▶ [Brief]: Pull out each line of the records holding the string "Potato".

Dataset records:

•••

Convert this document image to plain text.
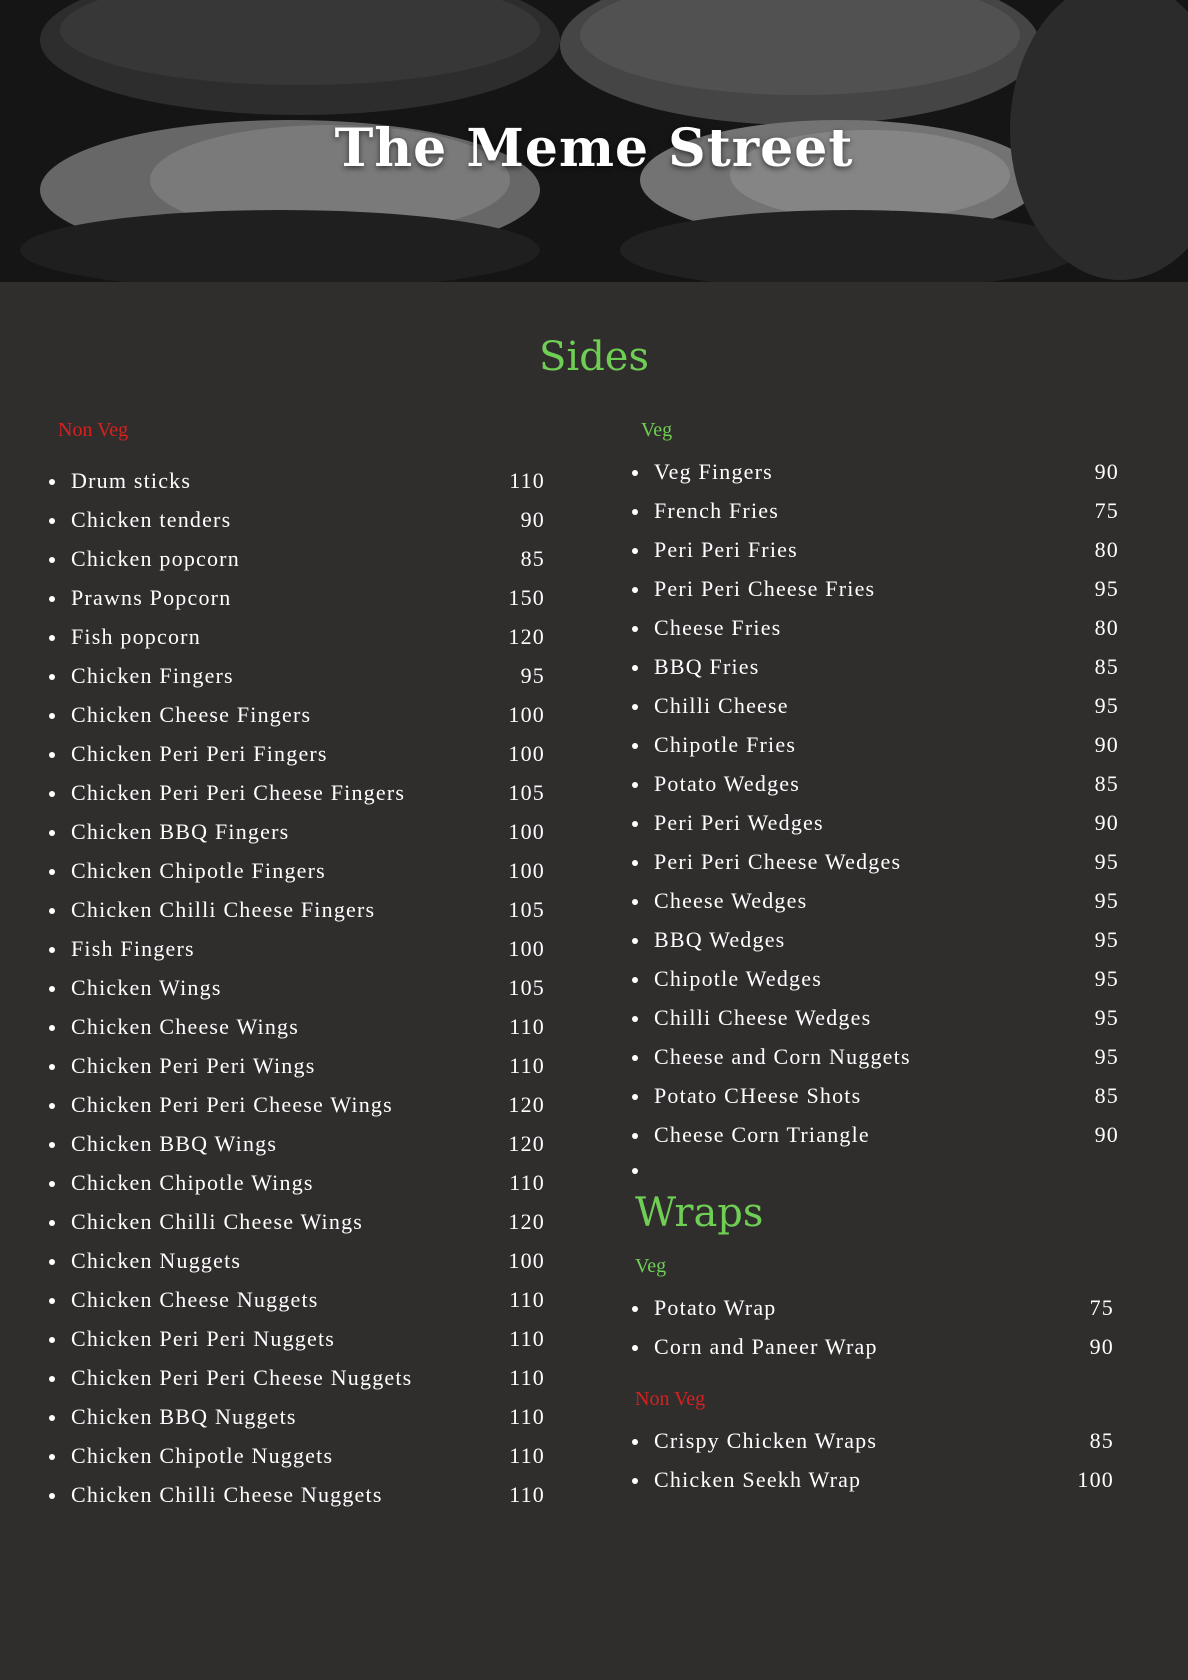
The Meme Street
Sides
Non Veg	Veg
Drum sticks	110
Chicken tenders	90
Chicken popcorn	85
Prawns Popcorn	150
Fish popcorn	120
Chicken Fingers	95
Chicken Cheese Fingers	100
Chicken Peri Peri Fingers	100
Chicken Peri Peri Cheese Fingers	105
Chicken BBQ Fingers	100
Chicken Chipotle Fingers	100
Chicken Chilli Cheese Fingers	105
Fish Fingers	100
Chicken Wings	105
Chicken Cheese Wings	110
Chicken Peri Peri Wings	110
Chicken Peri Peri Cheese Wings	120
Chicken BBQ Wings	120
Chicken Chipotle Wings	110
Chicken Chilli Cheese Wings	120
Chicken Nuggets	100
Chicken Cheese Nuggets	110
Chicken Peri Peri Nuggets	110
Chicken Peri Peri Cheese Nuggets	110
Chicken BBQ Nuggets	110
Chicken Chipotle Nuggets	110
Chicken Chilli Cheese Nuggets	110
Veg Fingers	90
French Fries	75
Peri Peri Fries	80
Peri Peri Cheese Fries	95
Cheese Fries	80
BBQ Fries	85
Chilli Cheese	95
Chipotle Fries	90
Potato Wedges	85
Peri Peri Wedges	90
Peri Peri Cheese Wedges	95
Cheese Wedges	95
BBQ Wedges	95
Chipotle Wedges	95
Chilli Cheese Wedges	95
Cheese and Corn Nuggets	95
Potato CHeese Shots	85
Cheese Corn Triangle	90
Wraps
Veg
Potato Wrap	75
Corn and Paneer Wrap	90
Non Veg
Crispy Chicken Wraps	85
Chicken Seekh Wrap	100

•••

▶ [Answer]:
Potato Wedges	85
Potato CHeese Shots	85
Potato Wrap	75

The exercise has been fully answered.